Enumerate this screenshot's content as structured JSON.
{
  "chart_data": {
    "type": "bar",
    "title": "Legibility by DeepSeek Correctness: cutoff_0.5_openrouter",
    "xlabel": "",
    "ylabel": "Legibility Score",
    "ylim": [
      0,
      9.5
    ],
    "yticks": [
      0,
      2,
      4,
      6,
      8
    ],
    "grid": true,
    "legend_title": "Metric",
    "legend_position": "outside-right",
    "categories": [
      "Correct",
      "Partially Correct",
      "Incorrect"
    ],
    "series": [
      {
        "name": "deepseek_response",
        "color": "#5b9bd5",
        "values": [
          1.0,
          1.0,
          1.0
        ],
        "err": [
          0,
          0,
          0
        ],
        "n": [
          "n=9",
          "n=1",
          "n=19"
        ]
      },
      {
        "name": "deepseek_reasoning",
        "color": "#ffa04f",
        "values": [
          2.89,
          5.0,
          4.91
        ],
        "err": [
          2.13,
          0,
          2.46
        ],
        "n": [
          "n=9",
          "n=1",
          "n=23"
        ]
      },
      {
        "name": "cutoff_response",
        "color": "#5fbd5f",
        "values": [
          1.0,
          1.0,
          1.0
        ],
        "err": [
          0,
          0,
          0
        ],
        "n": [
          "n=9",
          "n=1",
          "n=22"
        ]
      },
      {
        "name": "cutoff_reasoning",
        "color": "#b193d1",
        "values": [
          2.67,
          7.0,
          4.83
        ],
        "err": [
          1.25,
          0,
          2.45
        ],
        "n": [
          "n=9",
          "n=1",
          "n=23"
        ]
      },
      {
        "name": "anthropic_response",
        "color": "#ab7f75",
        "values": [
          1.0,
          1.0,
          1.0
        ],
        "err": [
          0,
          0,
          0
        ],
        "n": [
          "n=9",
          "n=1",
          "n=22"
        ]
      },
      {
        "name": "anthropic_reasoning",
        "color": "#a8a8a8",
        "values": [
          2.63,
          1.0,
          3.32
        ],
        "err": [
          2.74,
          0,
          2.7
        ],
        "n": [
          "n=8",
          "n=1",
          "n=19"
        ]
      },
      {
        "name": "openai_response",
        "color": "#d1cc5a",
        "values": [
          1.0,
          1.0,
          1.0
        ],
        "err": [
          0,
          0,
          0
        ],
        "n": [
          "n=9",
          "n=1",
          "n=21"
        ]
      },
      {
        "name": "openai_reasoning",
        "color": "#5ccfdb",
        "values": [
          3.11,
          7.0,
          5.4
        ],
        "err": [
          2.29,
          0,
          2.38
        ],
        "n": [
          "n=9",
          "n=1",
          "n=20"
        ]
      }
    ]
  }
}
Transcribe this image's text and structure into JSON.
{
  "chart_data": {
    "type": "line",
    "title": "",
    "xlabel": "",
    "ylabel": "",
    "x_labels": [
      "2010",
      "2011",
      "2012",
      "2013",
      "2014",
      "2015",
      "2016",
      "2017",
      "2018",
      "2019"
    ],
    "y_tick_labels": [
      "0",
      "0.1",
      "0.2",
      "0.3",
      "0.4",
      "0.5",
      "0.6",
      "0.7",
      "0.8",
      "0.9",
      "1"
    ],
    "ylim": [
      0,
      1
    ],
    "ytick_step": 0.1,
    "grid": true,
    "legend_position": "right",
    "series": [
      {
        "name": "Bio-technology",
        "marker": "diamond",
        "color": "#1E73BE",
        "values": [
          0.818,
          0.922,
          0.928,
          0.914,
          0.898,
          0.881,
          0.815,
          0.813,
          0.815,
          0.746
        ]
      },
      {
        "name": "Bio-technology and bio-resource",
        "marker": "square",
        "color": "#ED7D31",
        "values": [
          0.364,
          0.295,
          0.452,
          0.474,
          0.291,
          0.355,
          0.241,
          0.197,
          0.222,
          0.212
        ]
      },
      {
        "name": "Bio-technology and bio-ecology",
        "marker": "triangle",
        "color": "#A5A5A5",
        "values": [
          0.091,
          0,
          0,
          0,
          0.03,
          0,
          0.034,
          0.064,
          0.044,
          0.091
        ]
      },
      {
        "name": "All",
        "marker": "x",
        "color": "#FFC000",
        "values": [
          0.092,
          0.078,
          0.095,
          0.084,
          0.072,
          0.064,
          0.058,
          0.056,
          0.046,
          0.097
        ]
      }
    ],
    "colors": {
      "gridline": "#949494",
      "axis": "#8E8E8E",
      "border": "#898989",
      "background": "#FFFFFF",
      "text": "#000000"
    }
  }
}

__Exercise aim__. Write out all the entries exactly.

__Written response__.
Enumerate this screenshot's content as structured JSON.
{
  "chart_data": {
    "type": "bar",
    "title": "Legibility by DeepSeek Correctness: cutoff_0.5_openrouter",
    "xlabel": "",
    "ylabel": "Legibility Score",
    "ylim": [
      0,
      9.5
    ],
    "yticks": [
      0,
      2,
      4,
      6,
      8
    ],
    "grid": true,
    "legend_title": "Metric",
    "legend_position": "outside-right",
    "categories": [
      "Correct",
      "Partially Correct",
      "Incorrect"
    ],
    "series": [
      {
        "name": "deepseek_response",
        "color": "#5b9bd5",
        "values": [
          1.0,
          1.0,
          1.0
        ],
        "err": [
          0,
          0,
          0
        ],
        "n": [
          "n=9",
          "n=1",
          "n=19"
        ]
      },
      {
        "name": "deepseek_reasoning",
        "color": "#ffa04f",
        "values": [
          2.89,
          5.0,
          4.91
        ],
        "err": [
          2.13,
          0,
          2.46
        ],
        "n": [
          "n=9",
          "n=1",
          "n=23"
        ]
      },
      {
        "name": "cutoff_response",
        "color": "#5fbd5f",
        "values": [
          1.0,
          1.0,
          1.0
        ],
        "err": [
          0,
          0,
          0
        ],
        "n": [
          "n=9",
          "n=1",
          "n=22"
        ]
      },
      {
        "name": "cutoff_reasoning",
        "color": "#b193d1",
        "values": [
          2.67,
          7.0,
          4.83
        ],
        "err": [
          1.25,
          0,
          2.45
        ],
        "n": [
          "n=9",
          "n=1",
          "n=23"
        ]
      },
      {
        "name": "anthropic_response",
        "color": "#ab7f75",
        "values": [
          1.0,
          1.0,
          1.0
        ],
        "err": [
          0,
          0,
          0
        ],
        "n": [
          "n=9",
          "n=1",
          "n=22"
        ]
      },
      {
        "name": "anthropic_reasoning",
        "color": "#a8a8a8",
        "values": [
          2.63,
          1.0,
          3.32
        ],
        "err": [
          2.74,
          0,
          2.7
        ],
        "n": [
          "n=8",
          "n=1",
          "n=19"
        ]
      },
      {
        "name": "openai_response",
        "color": "#d1cc5a",
        "values": [
          1.0,
          1.0,
          1.0
        ],
        "err": [
          0,
          0,
          0
        ],
        "n": [
          "n=9",
          "n=1",
          "n=21"
        ]
      },
      {
        "name": "openai_reasoning",
        "color": "#5ccfdb",
        "values": [
          3.11,
          7.0,
          5.4
        ],
        "err": [
          2.29,
          0,
          2.38
        ],
        "n": [
          "n=9",
          "n=1",
          "n=20"
        ]
      }
    ]
  }
}
Transcribe this image's text and structure into JSON.
{
  "chart_data": {
    "type": "line",
    "title": "",
    "xlabel": "",
    "ylabel": "",
    "x_labels": [
      "2010",
      "2011",
      "2012",
      "2013",
      "2014",
      "2015",
      "2016",
      "2017",
      "2018",
      "2019"
    ],
    "y_tick_labels": [
      "0",
      "0.1",
      "0.2",
      "0.3",
      "0.4",
      "0.5",
      "0.6",
      "0.7",
      "0.8",
      "0.9",
      "1"
    ],
    "ylim": [
      0,
      1
    ],
    "ytick_step": 0.1,
    "grid": true,
    "legend_position": "right",
    "series": [
      {
        "name": "Bio-technology",
        "marker": "diamond",
        "color": "#1E73BE",
        "values": [
          0.818,
          0.922,
          0.928,
          0.914,
          0.898,
          0.881,
          0.815,
          0.813,
          0.815,
          0.746
        ]
      },
      {
        "name": "Bio-technology and bio-resource",
        "marker": "square",
        "color": "#ED7D31",
        "values": [
          0.364,
          0.295,
          0.452,
          0.474,
          0.291,
          0.355,
          0.241,
          0.197,
          0.222,
          0.212
        ]
      },
      {
        "name": "Bio-technology and bio-ecology",
        "marker": "triangle",
        "color": "#A5A5A5",
        "values": [
          0.091,
          0,
          0,
          0,
          0.03,
          0,
          0.034,
          0.064,
          0.044,
          0.091
        ]
      },
      {
        "name": "All",
        "marker": "x",
        "color": "#FFC000",
        "values": [
          0.092,
          0.078,
          0.095,
          0.084,
          0.072,
          0.064,
          0.058,
          0.056,
          0.046,
          0.097
        ]
      }
    ],
    "colors": {
      "gridline": "#949494",
      "axis": "#8E8E8E",
      "border": "#898989",
      "background": "#FFFFFF",
      "text": "#000000"
    }
  }
}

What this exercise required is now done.